#### Objective
Count the lines in the entries below that contain the word "needle" and reply with only that number.
::::::
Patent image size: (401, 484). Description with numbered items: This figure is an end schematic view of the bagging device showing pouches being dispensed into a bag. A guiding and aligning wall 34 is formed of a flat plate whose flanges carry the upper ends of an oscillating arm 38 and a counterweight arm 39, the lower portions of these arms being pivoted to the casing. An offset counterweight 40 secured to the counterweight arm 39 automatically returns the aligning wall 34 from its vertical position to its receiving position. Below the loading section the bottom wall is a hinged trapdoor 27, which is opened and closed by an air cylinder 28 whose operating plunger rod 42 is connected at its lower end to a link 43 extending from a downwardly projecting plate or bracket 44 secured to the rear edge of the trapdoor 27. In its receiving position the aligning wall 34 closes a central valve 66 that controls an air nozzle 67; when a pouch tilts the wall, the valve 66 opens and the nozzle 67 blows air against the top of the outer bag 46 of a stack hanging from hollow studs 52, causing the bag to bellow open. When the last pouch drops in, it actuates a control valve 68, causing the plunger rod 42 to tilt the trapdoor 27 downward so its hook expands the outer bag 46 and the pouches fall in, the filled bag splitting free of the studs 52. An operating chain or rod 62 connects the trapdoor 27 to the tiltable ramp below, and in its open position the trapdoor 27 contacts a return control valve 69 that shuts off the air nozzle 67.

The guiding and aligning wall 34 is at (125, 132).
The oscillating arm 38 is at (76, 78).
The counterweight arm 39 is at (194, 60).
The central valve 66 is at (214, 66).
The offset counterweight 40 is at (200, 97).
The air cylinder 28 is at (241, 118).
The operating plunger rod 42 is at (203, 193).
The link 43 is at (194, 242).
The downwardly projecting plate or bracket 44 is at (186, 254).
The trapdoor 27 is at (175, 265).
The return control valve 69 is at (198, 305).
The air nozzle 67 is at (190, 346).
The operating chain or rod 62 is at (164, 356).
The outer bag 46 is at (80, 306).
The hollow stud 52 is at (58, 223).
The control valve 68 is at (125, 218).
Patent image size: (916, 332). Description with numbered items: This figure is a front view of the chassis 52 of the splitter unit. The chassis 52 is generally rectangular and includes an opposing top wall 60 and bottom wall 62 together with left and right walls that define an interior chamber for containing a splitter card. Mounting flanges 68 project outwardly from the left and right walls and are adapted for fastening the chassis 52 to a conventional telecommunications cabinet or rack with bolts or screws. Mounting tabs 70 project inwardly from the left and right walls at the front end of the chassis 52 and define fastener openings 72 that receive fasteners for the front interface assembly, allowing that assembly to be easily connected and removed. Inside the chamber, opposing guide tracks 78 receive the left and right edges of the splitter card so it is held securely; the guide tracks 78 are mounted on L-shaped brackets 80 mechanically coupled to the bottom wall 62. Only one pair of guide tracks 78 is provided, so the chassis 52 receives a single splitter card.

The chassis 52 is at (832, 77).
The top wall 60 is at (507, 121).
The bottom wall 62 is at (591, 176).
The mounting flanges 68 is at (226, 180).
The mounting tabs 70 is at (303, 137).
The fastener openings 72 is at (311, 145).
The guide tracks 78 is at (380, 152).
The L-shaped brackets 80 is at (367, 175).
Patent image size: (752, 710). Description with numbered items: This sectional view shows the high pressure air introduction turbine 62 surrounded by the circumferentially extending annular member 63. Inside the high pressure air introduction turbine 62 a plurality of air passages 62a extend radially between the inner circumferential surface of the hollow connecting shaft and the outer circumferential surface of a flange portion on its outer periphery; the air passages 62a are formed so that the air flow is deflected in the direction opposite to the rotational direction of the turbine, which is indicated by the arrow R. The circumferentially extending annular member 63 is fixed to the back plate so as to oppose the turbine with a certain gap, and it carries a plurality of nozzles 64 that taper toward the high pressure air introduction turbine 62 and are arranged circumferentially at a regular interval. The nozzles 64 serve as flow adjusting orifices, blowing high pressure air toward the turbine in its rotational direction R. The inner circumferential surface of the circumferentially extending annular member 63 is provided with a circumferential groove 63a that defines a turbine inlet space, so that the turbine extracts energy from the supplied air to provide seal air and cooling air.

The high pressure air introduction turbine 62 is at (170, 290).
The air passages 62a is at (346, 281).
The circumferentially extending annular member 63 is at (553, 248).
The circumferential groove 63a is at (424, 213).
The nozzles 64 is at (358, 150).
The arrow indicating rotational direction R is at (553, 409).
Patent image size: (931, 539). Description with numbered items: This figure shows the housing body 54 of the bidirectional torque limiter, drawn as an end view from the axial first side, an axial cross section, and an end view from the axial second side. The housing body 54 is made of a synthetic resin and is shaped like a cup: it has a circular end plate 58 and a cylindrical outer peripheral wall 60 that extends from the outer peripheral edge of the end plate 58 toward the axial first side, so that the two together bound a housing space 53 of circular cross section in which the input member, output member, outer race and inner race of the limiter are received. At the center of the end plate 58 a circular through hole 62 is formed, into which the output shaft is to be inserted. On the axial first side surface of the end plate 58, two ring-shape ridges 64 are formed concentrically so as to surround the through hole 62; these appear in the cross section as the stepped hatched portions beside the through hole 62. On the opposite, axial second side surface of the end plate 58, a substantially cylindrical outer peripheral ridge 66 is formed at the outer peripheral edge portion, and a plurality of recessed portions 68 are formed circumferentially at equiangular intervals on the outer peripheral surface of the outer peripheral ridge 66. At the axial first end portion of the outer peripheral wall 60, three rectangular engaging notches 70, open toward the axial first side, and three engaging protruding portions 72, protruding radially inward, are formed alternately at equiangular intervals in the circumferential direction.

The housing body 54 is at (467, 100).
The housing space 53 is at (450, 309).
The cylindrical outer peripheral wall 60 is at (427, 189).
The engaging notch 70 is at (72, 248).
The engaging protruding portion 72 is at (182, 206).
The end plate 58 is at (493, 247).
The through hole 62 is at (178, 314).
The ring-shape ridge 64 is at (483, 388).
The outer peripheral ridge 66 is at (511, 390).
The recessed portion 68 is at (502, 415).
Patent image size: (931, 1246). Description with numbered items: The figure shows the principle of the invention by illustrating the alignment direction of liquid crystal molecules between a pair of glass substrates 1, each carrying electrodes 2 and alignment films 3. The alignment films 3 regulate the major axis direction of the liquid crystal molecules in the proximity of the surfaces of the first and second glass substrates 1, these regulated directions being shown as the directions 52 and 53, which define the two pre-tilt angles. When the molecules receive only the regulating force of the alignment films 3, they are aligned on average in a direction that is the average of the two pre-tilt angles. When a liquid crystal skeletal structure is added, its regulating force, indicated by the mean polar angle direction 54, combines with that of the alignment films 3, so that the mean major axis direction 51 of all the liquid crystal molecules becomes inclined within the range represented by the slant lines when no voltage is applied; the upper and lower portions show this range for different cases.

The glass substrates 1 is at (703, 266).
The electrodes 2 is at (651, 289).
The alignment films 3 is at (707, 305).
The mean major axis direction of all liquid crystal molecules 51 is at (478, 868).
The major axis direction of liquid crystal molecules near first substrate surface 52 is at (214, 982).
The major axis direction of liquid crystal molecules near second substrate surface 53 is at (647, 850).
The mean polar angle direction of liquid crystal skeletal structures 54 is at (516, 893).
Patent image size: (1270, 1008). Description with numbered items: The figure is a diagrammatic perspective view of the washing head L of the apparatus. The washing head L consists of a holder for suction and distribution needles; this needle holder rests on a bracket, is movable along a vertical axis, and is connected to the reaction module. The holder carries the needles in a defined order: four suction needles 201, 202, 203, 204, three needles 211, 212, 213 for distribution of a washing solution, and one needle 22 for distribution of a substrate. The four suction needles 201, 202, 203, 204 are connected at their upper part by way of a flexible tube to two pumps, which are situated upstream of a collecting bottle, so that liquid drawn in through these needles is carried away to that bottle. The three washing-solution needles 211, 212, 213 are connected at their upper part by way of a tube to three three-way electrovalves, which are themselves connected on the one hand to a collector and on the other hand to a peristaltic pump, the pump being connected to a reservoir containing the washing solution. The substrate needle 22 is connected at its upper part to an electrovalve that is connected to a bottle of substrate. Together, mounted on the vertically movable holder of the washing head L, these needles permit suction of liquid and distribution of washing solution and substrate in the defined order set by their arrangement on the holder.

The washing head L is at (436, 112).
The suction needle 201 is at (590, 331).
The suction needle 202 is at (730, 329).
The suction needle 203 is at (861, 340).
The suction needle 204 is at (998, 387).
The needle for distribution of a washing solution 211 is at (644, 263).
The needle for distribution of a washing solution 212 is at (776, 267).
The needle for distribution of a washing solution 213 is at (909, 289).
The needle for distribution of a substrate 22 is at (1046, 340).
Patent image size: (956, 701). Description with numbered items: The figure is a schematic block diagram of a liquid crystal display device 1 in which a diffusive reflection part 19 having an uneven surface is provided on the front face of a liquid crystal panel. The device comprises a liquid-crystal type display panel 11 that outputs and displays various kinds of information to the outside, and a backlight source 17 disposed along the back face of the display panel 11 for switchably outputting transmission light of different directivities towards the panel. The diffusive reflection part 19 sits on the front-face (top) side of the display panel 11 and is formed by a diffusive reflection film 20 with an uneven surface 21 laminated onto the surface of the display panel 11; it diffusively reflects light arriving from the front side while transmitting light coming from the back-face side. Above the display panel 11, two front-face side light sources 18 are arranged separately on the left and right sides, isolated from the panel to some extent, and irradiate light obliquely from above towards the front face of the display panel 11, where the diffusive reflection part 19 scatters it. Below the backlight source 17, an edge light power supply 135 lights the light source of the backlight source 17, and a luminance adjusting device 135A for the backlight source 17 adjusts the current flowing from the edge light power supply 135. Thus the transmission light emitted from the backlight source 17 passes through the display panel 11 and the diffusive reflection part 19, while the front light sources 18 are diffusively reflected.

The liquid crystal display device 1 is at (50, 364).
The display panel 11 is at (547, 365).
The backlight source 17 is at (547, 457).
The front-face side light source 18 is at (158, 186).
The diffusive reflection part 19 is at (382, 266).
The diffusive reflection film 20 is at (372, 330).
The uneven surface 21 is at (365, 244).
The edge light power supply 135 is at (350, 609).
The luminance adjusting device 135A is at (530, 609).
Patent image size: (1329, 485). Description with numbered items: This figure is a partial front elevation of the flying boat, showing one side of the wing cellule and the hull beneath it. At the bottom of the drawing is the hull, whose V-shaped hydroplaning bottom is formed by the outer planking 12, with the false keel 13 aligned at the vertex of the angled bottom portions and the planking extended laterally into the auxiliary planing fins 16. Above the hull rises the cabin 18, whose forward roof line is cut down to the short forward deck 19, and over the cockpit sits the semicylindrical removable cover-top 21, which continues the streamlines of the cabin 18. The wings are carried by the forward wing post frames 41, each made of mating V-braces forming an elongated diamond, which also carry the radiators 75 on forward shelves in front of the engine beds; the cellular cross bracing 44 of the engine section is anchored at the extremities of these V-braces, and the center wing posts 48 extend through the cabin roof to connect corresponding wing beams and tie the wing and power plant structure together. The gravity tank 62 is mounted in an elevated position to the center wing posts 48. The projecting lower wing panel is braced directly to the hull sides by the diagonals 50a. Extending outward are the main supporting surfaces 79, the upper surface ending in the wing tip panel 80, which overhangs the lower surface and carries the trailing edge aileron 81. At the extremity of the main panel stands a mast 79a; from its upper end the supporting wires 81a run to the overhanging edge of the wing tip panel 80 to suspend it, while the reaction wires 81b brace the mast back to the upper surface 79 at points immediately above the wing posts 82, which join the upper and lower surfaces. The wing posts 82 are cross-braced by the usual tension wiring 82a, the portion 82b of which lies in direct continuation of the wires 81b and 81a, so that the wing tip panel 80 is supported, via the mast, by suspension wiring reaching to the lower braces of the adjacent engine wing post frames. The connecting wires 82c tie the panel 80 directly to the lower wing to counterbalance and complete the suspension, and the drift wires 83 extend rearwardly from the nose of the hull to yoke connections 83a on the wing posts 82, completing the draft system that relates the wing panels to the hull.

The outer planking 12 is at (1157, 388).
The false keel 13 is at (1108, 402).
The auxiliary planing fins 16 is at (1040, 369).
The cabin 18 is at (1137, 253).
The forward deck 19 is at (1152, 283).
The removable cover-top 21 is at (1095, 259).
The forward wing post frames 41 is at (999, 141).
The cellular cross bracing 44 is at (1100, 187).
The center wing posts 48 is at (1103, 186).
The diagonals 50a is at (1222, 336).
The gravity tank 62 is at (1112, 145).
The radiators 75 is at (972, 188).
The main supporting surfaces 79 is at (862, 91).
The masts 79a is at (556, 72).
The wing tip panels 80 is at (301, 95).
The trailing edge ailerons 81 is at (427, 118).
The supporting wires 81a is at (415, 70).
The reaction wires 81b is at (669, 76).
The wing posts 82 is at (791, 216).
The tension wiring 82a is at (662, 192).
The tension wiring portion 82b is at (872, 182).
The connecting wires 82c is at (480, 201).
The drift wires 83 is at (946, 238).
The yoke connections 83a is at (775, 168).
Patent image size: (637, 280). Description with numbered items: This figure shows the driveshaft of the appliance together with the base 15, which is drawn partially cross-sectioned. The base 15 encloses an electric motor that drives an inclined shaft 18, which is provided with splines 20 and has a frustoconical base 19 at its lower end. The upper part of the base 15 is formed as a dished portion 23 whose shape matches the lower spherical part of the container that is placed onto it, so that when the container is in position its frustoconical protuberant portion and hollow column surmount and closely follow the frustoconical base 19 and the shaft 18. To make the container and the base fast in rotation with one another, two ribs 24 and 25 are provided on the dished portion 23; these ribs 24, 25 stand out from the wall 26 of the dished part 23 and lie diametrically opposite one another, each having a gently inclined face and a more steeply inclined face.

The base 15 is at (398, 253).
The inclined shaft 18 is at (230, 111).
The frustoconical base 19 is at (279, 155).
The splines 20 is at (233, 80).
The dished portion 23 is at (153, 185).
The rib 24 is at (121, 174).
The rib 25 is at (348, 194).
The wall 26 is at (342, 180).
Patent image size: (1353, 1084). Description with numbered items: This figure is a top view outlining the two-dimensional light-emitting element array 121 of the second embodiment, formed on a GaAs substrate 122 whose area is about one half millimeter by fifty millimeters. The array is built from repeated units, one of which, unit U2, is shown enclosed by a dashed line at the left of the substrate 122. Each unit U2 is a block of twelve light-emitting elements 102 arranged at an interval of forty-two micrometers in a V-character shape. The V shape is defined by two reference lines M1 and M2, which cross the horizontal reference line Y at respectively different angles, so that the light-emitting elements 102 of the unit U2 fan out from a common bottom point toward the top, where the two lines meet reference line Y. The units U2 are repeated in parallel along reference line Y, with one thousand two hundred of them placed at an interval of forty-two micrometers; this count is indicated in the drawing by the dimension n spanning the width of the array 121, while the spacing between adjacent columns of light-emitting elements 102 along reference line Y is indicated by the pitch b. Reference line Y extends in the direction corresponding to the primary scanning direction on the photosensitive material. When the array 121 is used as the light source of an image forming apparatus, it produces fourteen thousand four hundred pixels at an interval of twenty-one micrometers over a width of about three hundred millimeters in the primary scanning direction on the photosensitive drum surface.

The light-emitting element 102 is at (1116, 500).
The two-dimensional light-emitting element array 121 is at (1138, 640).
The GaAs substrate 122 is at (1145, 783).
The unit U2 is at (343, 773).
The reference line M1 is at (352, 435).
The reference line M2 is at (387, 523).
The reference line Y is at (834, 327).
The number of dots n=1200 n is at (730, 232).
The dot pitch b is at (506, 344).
::::::
#### Answer below
9